-- Stored items --
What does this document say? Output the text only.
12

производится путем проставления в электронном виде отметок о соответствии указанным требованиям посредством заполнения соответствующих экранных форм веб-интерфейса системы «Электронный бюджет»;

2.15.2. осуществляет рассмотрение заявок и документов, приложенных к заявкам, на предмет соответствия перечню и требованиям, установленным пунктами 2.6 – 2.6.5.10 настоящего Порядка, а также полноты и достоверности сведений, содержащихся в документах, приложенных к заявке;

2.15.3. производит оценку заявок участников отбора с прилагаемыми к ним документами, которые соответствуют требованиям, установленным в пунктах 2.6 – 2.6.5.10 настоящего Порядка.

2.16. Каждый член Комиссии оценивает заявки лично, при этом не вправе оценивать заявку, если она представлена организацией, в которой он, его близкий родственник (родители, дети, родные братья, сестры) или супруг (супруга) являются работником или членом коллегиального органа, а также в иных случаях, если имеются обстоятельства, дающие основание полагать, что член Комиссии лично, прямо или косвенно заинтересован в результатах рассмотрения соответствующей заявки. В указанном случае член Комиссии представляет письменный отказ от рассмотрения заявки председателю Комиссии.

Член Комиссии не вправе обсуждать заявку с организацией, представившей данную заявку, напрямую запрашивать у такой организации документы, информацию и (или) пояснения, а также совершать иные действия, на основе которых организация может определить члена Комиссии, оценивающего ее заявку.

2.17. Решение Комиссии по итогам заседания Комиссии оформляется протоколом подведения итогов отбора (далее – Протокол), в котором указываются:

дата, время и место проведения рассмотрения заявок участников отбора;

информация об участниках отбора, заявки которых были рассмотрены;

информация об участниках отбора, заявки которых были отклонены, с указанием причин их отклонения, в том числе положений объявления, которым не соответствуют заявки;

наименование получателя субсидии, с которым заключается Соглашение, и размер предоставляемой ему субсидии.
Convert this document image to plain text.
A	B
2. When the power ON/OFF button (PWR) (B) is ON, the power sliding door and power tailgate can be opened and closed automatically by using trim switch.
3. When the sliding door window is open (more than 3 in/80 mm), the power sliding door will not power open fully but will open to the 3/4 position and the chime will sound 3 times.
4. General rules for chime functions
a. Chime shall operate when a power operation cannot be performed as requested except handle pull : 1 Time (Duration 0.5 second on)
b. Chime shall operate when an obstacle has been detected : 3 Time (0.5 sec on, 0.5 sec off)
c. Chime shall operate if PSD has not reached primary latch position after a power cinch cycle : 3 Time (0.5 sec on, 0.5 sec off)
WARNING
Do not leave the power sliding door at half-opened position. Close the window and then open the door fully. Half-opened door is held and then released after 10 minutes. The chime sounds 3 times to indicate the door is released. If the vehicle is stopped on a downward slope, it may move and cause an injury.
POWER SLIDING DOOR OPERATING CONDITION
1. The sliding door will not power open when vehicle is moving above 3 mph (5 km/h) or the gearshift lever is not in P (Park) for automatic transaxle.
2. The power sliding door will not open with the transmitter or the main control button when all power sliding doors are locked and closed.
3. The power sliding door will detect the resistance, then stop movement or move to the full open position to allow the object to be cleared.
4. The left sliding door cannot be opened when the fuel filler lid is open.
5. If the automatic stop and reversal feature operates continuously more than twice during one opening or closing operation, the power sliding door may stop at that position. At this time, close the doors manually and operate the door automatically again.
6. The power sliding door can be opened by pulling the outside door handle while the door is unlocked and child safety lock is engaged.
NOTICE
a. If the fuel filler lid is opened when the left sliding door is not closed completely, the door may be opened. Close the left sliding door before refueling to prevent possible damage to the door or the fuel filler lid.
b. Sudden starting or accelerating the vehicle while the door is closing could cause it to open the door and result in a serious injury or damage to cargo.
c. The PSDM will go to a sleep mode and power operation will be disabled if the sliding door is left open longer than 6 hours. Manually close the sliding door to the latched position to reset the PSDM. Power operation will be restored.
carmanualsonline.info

-- To do --
Respond with the number of lines containing "cannot" and no additional words.

-- Reply to the task --
2